* Begin *

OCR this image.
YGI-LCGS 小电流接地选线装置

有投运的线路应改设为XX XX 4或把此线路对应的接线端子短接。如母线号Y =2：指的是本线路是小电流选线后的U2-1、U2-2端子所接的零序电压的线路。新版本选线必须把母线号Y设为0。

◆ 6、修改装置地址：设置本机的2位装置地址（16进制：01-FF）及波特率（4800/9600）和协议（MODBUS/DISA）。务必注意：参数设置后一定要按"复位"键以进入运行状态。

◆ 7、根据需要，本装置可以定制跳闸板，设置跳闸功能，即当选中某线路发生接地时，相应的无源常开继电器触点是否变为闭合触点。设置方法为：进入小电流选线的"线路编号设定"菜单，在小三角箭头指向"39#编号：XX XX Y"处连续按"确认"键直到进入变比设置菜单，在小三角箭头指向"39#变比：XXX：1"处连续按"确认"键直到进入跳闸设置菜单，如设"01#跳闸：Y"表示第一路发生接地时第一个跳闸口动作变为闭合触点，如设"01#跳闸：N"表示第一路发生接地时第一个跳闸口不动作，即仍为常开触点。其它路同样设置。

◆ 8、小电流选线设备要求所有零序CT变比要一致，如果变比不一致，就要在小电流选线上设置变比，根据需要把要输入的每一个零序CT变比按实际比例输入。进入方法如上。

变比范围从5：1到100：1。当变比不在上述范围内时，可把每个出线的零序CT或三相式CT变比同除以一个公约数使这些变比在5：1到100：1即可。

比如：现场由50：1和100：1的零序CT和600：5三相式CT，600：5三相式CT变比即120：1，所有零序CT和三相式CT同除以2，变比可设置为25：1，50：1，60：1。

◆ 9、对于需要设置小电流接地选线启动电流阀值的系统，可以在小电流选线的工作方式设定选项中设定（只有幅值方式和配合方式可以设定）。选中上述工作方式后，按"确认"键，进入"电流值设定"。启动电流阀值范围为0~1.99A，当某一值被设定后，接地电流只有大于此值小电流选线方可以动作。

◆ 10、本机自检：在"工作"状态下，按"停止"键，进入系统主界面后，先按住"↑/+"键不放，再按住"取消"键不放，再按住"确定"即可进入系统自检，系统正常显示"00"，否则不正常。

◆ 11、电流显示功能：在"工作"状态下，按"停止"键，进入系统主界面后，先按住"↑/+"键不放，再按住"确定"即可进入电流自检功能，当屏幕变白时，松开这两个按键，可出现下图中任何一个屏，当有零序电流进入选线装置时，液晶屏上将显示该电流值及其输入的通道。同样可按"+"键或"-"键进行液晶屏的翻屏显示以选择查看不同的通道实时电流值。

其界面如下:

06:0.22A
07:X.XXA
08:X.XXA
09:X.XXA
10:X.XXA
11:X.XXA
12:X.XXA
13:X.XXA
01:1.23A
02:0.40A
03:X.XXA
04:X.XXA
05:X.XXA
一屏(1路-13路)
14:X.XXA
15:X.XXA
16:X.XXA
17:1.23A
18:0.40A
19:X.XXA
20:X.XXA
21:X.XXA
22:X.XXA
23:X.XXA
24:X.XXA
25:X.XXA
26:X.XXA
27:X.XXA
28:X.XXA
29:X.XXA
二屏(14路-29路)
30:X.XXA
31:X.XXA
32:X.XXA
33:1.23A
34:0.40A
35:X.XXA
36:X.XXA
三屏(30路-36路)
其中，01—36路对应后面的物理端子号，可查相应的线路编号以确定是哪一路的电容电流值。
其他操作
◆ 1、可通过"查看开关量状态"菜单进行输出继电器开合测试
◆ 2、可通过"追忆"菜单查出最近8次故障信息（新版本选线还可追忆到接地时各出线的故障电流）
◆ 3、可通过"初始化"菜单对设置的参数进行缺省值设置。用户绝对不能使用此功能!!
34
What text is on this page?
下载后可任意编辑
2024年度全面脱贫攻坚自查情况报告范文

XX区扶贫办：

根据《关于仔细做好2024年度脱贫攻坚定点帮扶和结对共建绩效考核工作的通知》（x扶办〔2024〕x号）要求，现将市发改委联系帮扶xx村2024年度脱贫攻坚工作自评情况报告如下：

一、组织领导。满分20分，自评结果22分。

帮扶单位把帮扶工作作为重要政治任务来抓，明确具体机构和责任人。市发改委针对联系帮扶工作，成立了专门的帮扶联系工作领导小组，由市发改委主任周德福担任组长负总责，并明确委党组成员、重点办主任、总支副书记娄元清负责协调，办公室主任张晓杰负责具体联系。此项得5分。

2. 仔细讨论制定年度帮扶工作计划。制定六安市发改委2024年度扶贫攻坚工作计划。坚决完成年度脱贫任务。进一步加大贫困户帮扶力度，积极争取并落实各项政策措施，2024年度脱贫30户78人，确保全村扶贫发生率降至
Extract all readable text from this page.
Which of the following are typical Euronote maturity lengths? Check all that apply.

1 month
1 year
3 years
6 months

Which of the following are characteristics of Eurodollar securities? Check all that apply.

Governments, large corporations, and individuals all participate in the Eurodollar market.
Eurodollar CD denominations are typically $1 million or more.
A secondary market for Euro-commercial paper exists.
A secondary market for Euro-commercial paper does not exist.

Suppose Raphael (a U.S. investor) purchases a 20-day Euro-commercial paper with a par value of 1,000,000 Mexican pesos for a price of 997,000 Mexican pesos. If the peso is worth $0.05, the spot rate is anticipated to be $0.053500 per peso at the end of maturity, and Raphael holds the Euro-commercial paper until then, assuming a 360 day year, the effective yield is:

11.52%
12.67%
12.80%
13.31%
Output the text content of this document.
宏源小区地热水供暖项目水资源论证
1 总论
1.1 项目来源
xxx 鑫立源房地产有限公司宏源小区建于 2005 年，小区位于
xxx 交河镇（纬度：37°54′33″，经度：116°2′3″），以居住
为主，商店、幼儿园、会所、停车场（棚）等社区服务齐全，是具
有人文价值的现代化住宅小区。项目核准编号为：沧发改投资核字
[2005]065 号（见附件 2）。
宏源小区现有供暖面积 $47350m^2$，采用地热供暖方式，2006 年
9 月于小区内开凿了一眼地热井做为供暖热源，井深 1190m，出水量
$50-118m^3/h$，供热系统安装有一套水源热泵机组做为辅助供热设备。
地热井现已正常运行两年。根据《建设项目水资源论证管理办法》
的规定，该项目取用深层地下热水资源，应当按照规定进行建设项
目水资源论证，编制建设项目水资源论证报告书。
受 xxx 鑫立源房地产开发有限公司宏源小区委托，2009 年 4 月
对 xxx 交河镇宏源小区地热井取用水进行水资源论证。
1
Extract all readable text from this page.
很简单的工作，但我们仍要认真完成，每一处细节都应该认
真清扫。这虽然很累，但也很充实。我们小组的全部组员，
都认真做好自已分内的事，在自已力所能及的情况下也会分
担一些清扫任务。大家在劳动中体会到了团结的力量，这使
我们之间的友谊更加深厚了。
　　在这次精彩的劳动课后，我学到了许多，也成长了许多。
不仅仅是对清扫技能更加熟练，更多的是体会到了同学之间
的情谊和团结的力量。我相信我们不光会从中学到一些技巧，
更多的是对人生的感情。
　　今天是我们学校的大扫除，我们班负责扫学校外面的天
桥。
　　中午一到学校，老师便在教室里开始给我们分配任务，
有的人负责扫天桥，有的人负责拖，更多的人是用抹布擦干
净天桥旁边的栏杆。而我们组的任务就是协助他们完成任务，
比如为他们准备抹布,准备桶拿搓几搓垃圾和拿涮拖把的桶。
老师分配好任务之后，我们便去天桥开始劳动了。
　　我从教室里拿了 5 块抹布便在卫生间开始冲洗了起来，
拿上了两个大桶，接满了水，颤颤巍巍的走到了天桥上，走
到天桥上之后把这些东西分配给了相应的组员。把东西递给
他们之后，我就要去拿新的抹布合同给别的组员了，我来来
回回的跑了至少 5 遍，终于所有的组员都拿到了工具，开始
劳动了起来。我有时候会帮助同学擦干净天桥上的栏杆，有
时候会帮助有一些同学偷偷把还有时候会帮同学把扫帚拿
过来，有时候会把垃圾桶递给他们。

* End *

* [What to produce]: Count every line in the preceding entries where the string "maturity" appears, then state only the total.

* [Result]: 2